▶ [Directions] Read the data and repeat all of it exactly.

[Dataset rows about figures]
********************
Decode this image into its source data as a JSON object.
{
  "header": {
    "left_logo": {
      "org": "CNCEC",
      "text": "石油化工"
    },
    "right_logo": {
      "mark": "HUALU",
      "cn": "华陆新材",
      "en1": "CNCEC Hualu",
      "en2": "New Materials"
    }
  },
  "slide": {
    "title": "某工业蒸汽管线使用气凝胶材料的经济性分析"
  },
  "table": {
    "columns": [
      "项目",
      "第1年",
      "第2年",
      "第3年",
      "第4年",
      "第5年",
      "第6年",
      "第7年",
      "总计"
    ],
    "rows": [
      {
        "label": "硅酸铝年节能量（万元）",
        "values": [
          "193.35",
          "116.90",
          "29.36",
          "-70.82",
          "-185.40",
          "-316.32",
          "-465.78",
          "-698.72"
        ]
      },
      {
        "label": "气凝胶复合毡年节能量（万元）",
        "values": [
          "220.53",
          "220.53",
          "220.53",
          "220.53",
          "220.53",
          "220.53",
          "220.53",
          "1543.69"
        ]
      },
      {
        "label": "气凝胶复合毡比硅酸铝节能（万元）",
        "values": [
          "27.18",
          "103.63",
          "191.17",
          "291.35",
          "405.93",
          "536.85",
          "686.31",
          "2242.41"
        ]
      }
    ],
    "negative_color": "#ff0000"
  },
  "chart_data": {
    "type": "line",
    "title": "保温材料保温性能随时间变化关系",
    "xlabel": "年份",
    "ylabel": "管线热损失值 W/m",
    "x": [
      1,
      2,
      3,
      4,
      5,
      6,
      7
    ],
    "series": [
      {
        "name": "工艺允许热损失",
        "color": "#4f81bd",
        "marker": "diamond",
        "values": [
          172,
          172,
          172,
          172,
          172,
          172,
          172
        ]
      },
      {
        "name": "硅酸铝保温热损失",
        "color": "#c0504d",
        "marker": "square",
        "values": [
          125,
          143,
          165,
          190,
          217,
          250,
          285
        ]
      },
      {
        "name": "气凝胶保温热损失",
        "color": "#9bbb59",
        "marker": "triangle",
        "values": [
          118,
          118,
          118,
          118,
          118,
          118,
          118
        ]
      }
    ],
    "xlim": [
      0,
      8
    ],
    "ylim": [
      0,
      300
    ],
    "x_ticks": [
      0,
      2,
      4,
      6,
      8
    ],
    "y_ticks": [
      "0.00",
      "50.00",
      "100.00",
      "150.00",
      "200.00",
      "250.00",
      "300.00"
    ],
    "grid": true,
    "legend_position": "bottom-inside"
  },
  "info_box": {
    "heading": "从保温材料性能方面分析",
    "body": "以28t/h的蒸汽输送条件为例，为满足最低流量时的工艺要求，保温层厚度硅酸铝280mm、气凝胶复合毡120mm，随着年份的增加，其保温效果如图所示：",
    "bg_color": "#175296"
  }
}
********************
▶ [Reply]
Decode this image into its source data as a JSON object.
{
  "header": {
    "left_logo": {
      "org": "CNCEC",
      "text": "石油化工"
    },
    "right_logo": {
      "mark": "HUALU",
      "cn": "华陆新材",
      "en1": "CNCEC Hualu",
      "en2": "New Materials"
    }
  },
  "slide": {
    "title": "某工业蒸汽管线使用气凝胶材料的经济性分析"
  },
  "table": {
    "columns": [
      "项目",
      "第1年",
      "第2年",
      "第3年",
      "第4年",
      "第5年",
      "第6年",
      "第7年",
      "总计"
    ],
    "rows": [
      {
        "label": "硅酸铝年节能量（万元）",
        "values": [
          "193.35",
          "116.90",
          "29.36",
          "-70.82",
          "-185.40",
          "-316.32",
          "-465.78",
          "-698.72"
        ]
      },
      {
        "label": "气凝胶复合毡年节能量（万元）",
        "values": [
          "220.53",
          "220.53",
          "220.53",
          "220.53",
          "220.53",
          "220.53",
          "220.53",
          "1543.69"
        ]
      },
      {
        "label": "气凝胶复合毡比硅酸铝节能（万元）",
        "values": [
          "27.18",
          "103.63",
          "191.17",
          "291.35",
          "405.93",
          "536.85",
          "686.31",
          "2242.41"
        ]
      }
    ],
    "negative_color": "#ff0000"
  },
  "chart_data": {
    "type": "line",
    "title": "保温材料保温性能随时间变化关系",
    "xlabel": "年份",
    "ylabel": "管线热损失值 W/m",
    "x": [
      1,
      2,
      3,
      4,
      5,
      6,
      7
    ],
    "series": [
      {
        "name": "工艺允许热损失",
        "color": "#4f81bd",
        "marker": "diamond",
        "values": [
          172,
          172,
          172,
          172,
          172,
          172,
          172
        ]
      },
      {
        "name": "硅酸铝保温热损失",
        "color": "#c0504d",
        "marker": "square",
        "values": [
          125,
          143,
          165,
          190,
          217,
          250,
          285
        ]
      },
      {
        "name": "气凝胶保温热损失",
        "color": "#9bbb59",
        "marker": "triangle",
        "values": [
          118,
          118,
          118,
          118,
          118,
          118,
          118
        ]
      }
    ],
    "xlim": [
      0,
      8
    ],
    "ylim": [
      0,
      300
    ],
    "x_ticks": [
      0,
      2,
      4,
      6,
      8
    ],
    "y_ticks": [
      "0.00",
      "50.00",
      "100.00",
      "150.00",
      "200.00",
      "250.00",
      "300.00"
    ],
    "grid": true,
    "legend_position": "bottom-inside"
  },
  "info_box": {
    "heading": "从保温材料性能方面分析",
    "body": "以28t/h的蒸汽输送条件为例，为满足最低流量时的工艺要求，保温层厚度硅酸铝280mm、气凝胶复合毡120mm，随着年份的增加，其保温效果如图所示：",
    "bg_color": "#175296"
  }
}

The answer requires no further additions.